Rows:
^^^^^^^^^^^^^^^^

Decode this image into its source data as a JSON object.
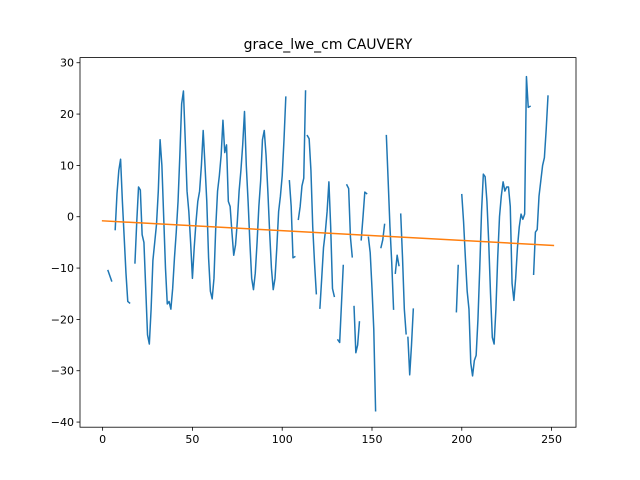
{
  "chart_data": {
    "type": "line",
    "title": "grace_lwe_cm CAUVERY",
    "xlabel": "",
    "ylabel": "",
    "xlim": [
      -12.6,
      263.6
    ],
    "ylim": [
      -41,
      31
    ],
    "x_ticks": [
      0,
      50,
      100,
      150,
      200,
      250
    ],
    "y_ticks": [
      -40,
      -30,
      -20,
      -10,
      0,
      10,
      20,
      30
    ],
    "grid": false,
    "legend": "none",
    "series": [
      {
        "color": "#1f77b4",
        "segments": [
          [
            [
              3,
              -10.5
            ],
            [
              5,
              -12.5
            ]
          ],
          [
            [
              7,
              -2.5
            ],
            [
              8,
              4.5
            ],
            [
              9,
              9
            ],
            [
              10,
              11.2
            ],
            [
              11,
              3
            ],
            [
              12,
              -4
            ],
            [
              13,
              -11
            ],
            [
              14,
              -16.5
            ],
            [
              15,
              -16.8
            ]
          ],
          [
            [
              18,
              -9
            ],
            [
              19,
              -1
            ],
            [
              20,
              5.8
            ],
            [
              21,
              5.2
            ],
            [
              22,
              -3.5
            ],
            [
              23,
              -5
            ],
            [
              24,
              -14
            ],
            [
              25,
              -23
            ],
            [
              26,
              -24.8
            ],
            [
              27,
              -18
            ],
            [
              28,
              -8.5
            ],
            [
              29,
              -5
            ],
            [
              30,
              -1.5
            ],
            [
              31,
              5
            ],
            [
              32,
              15
            ],
            [
              33,
              10
            ],
            [
              34,
              0
            ],
            [
              35,
              -10
            ],
            [
              36,
              -17
            ],
            [
              37,
              -16.5
            ],
            [
              38,
              -18
            ],
            [
              39,
              -14
            ],
            [
              40,
              -8
            ],
            [
              41,
              -3
            ],
            [
              42,
              3
            ],
            [
              43,
              12
            ],
            [
              44,
              22
            ],
            [
              45,
              24.5
            ],
            [
              46,
              15
            ],
            [
              47,
              5
            ],
            [
              48,
              1
            ],
            [
              49,
              -5
            ],
            [
              50,
              -12
            ],
            [
              51,
              -6
            ],
            [
              52,
              -1
            ],
            [
              53,
              3
            ],
            [
              54,
              5
            ],
            [
              55,
              10
            ],
            [
              56,
              16.8
            ],
            [
              57,
              10
            ],
            [
              58,
              3
            ],
            [
              59,
              -8
            ],
            [
              60,
              -14.5
            ],
            [
              61,
              -16
            ],
            [
              62,
              -12
            ],
            [
              63,
              -2
            ],
            [
              64,
              5
            ],
            [
              65,
              8
            ],
            [
              66,
              12
            ],
            [
              67,
              18.8
            ],
            [
              68,
              12.5
            ],
            [
              69,
              14
            ],
            [
              70,
              3
            ],
            [
              71,
              2
            ],
            [
              72,
              -3
            ],
            [
              73,
              -7.5
            ],
            [
              74,
              -5.5
            ],
            [
              75,
              -1
            ],
            [
              76,
              5
            ],
            [
              77,
              9
            ],
            [
              78,
              14
            ],
            [
              79,
              20.5
            ],
            [
              80,
              10
            ],
            [
              81,
              3
            ],
            [
              82,
              -5
            ],
            [
              83,
              -12
            ],
            [
              84,
              -14.2
            ],
            [
              85,
              -11
            ],
            [
              86,
              -5
            ],
            [
              87,
              2
            ],
            [
              88,
              7
            ],
            [
              89,
              15
            ],
            [
              90,
              16.8
            ],
            [
              91,
              12
            ],
            [
              92,
              5
            ],
            [
              93,
              -3
            ],
            [
              94,
              -10
            ],
            [
              95,
              -14.2
            ],
            [
              96,
              -12
            ],
            [
              97,
              -6
            ],
            [
              98,
              1
            ],
            [
              99,
              4
            ],
            [
              100,
              8
            ],
            [
              101,
              15
            ],
            [
              102,
              23.3
            ]
          ],
          [
            [
              104,
              7
            ],
            [
              105,
              2
            ],
            [
              106,
              -8
            ],
            [
              107,
              -7.8
            ]
          ],
          [
            [
              109,
              -0.5
            ],
            [
              110,
              2
            ],
            [
              111,
              6
            ],
            [
              112,
              7.5
            ],
            [
              113,
              24.5
            ]
          ],
          [
            [
              114,
              15.8
            ],
            [
              115,
              15.2
            ],
            [
              116,
              9
            ],
            [
              117,
              -2
            ],
            [
              118,
              -9
            ],
            [
              119,
              -15
            ]
          ],
          [
            [
              121,
              -17.8
            ],
            [
              122,
              -12
            ],
            [
              123,
              -6
            ],
            [
              124,
              -3
            ],
            [
              125,
              1
            ],
            [
              126,
              6.8
            ],
            [
              127,
              -2
            ],
            [
              128,
              -14
            ],
            [
              129,
              -15.5
            ]
          ],
          [
            [
              131,
              -24
            ],
            [
              132,
              -24.5
            ],
            [
              133,
              -17
            ],
            [
              134,
              -9.5
            ]
          ],
          [
            [
              136,
              6.2
            ],
            [
              137,
              5.5
            ],
            [
              138,
              -4
            ],
            [
              139,
              -7.8
            ]
          ],
          [
            [
              140,
              -17.5
            ],
            [
              141,
              -26.5
            ],
            [
              142,
              -25
            ],
            [
              143,
              -20.5
            ]
          ],
          [
            [
              144,
              -4.5
            ],
            [
              145,
              0
            ],
            [
              146,
              4.8
            ],
            [
              147,
              4.5
            ]
          ],
          [
            [
              148,
              -4
            ],
            [
              149,
              -7
            ],
            [
              150,
              -14
            ],
            [
              151,
              -22
            ],
            [
              152,
              -37.8
            ]
          ],
          [
            [
              155,
              -6
            ],
            [
              156,
              -4.5
            ],
            [
              157,
              -1.5
            ]
          ],
          [
            [
              158,
              15.8
            ],
            [
              159,
              7
            ],
            [
              160,
              -2
            ],
            [
              161,
              -9
            ],
            [
              162,
              -18
            ]
          ],
          [
            [
              163,
              -11
            ],
            [
              164,
              -7.5
            ],
            [
              165,
              -9.5
            ]
          ],
          [
            [
              166,
              0.5
            ],
            [
              167,
              -8
            ],
            [
              168,
              -18
            ],
            [
              169,
              -22.8
            ]
          ],
          [
            [
              170,
              -23.5
            ],
            [
              171,
              -30.8
            ],
            [
              172,
              -25
            ],
            [
              173,
              -18
            ]
          ],
          [
            [
              197,
              -18.5
            ],
            [
              198,
              -9.5
            ]
          ],
          [
            [
              200,
              4.3
            ],
            [
              201,
              -1
            ],
            [
              202,
              -8
            ],
            [
              203,
              -14.5
            ],
            [
              204,
              -18
            ],
            [
              205,
              -28.5
            ],
            [
              206,
              -31
            ],
            [
              207,
              -28
            ],
            [
              208,
              -27
            ],
            [
              209,
              -20
            ],
            [
              210,
              -10
            ],
            [
              211,
              1
            ],
            [
              212,
              8.3
            ],
            [
              213,
              7.8
            ],
            [
              214,
              3
            ],
            [
              215,
              -5
            ],
            [
              216,
              -15
            ],
            [
              217,
              -23.5
            ],
            [
              218,
              -24.8
            ],
            [
              219,
              -18
            ],
            [
              220,
              -8
            ],
            [
              221,
              0
            ],
            [
              222,
              4
            ],
            [
              223,
              6.8
            ],
            [
              224,
              5
            ],
            [
              225,
              5.8
            ],
            [
              226,
              5.8
            ],
            [
              227,
              2
            ],
            [
              228,
              -13
            ],
            [
              229,
              -16.3
            ],
            [
              230,
              -12
            ],
            [
              231,
              -6
            ],
            [
              232,
              -2
            ],
            [
              233,
              0.5
            ],
            [
              234,
              -0.5
            ],
            [
              235,
              0.5
            ],
            [
              236,
              27.3
            ],
            [
              237,
              21.3
            ],
            [
              238,
              21.5
            ]
          ],
          [
            [
              240,
              -11.2
            ],
            [
              241,
              -3
            ],
            [
              242,
              -2.5
            ],
            [
              243,
              4
            ],
            [
              244,
              7
            ],
            [
              245,
              10
            ],
            [
              246,
              11.5
            ],
            [
              247,
              17
            ],
            [
              248,
              23.5
            ]
          ]
        ]
      },
      {
        "color": "#ff7f0e",
        "x": [
          0,
          251
        ],
        "y": [
          -0.8,
          -5.6
        ]
      }
    ]
  }
}
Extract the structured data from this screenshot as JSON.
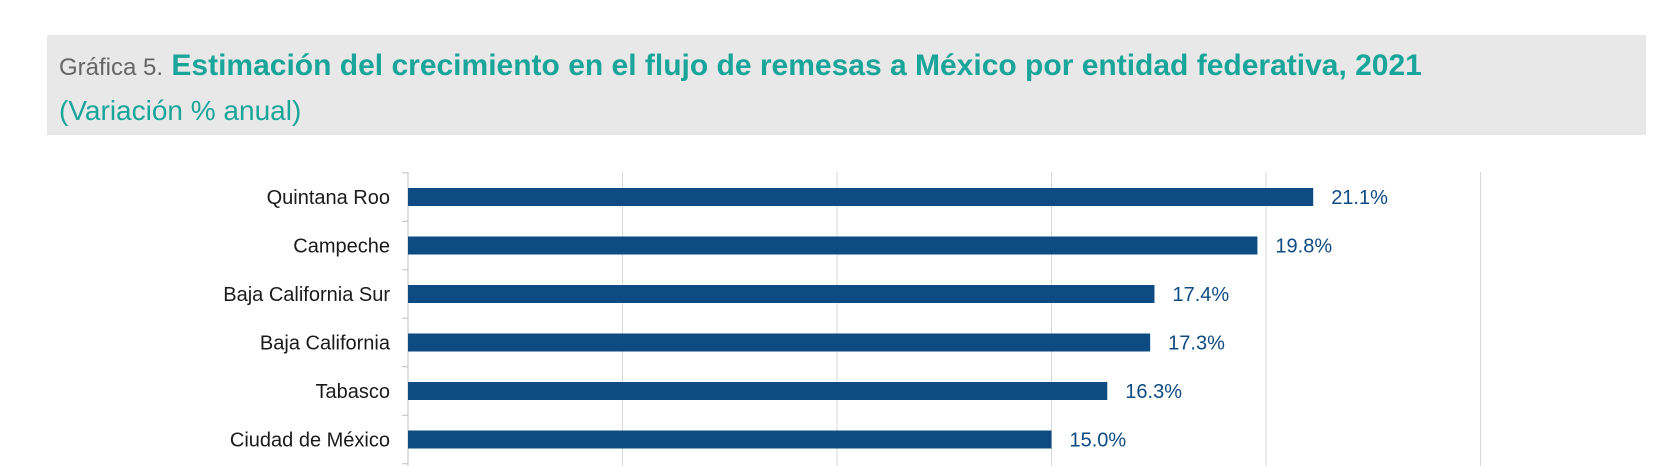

^^^^^^^^^^^^^^^^

Required work: Isolate the lines that hold the word "this" and copy all of them.

Completed task:
Decode this image into its source data as a JSON object.
Extract the structured data from this screenshot as JSON.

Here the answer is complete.